= EXERCISE MATERIAL =
•••••
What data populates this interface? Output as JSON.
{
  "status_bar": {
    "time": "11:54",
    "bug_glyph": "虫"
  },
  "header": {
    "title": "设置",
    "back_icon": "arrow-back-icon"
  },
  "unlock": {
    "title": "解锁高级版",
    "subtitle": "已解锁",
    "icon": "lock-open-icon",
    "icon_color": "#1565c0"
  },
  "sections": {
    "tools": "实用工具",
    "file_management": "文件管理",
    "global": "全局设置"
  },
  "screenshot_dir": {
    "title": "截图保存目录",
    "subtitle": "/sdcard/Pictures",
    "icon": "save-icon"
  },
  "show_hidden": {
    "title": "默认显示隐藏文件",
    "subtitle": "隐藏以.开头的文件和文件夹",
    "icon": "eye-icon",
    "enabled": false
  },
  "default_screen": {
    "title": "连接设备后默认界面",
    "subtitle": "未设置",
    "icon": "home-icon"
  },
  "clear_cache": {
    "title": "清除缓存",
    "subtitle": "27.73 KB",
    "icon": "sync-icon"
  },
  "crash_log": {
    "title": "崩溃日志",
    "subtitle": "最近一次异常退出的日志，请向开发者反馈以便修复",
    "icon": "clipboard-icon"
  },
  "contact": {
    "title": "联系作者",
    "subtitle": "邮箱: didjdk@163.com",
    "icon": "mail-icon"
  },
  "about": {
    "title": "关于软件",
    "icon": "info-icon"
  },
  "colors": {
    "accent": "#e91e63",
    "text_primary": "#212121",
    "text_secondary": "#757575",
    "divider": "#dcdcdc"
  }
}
•••••
= DIRECTION =
Reproduce every record, matching each line exactly.

= EXERCISE ANSWER =
What data populates this interface? Output as JSON.
{
  "status_bar": {
    "time": "11:54",
    "bug_glyph": "虫"
  },
  "header": {
    "title": "设置",
    "back_icon": "arrow-back-icon"
  },
  "unlock": {
    "title": "解锁高级版",
    "subtitle": "已解锁",
    "icon": "lock-open-icon",
    "icon_color": "#1565c0"
  },
  "sections": {
    "tools": "实用工具",
    "file_management": "文件管理",
    "global": "全局设置"
  },
  "screenshot_dir": {
    "title": "截图保存目录",
    "subtitle": "/sdcard/Pictures",
    "icon": "save-icon"
  },
  "show_hidden": {
    "title": "默认显示隐藏文件",
    "subtitle": "隐藏以.开头的文件和文件夹",
    "icon": "eye-icon",
    "enabled": false
  },
  "default_screen": {
    "title": "连接设备后默认界面",
    "subtitle": "未设置",
    "icon": "home-icon"
  },
  "clear_cache": {
    "title": "清除缓存",
    "subtitle": "27.73 KB",
    "icon": "sync-icon"
  },
  "crash_log": {
    "title": "崩溃日志",
    "subtitle": "最近一次异常退出的日志，请向开发者反馈以便修复",
    "icon": "clipboard-icon"
  },
  "contact": {
    "title": "联系作者",
    "subtitle": "邮箱: didjdk@163.com",
    "icon": "mail-icon"
  },
  "about": {
    "title": "关于软件",
    "icon": "info-icon"
  },
  "colors": {
    "accent": "#e91e63",
    "text_primary": "#212121",
    "text_secondary": "#757575",
    "divider": "#dcdcdc"
  }
}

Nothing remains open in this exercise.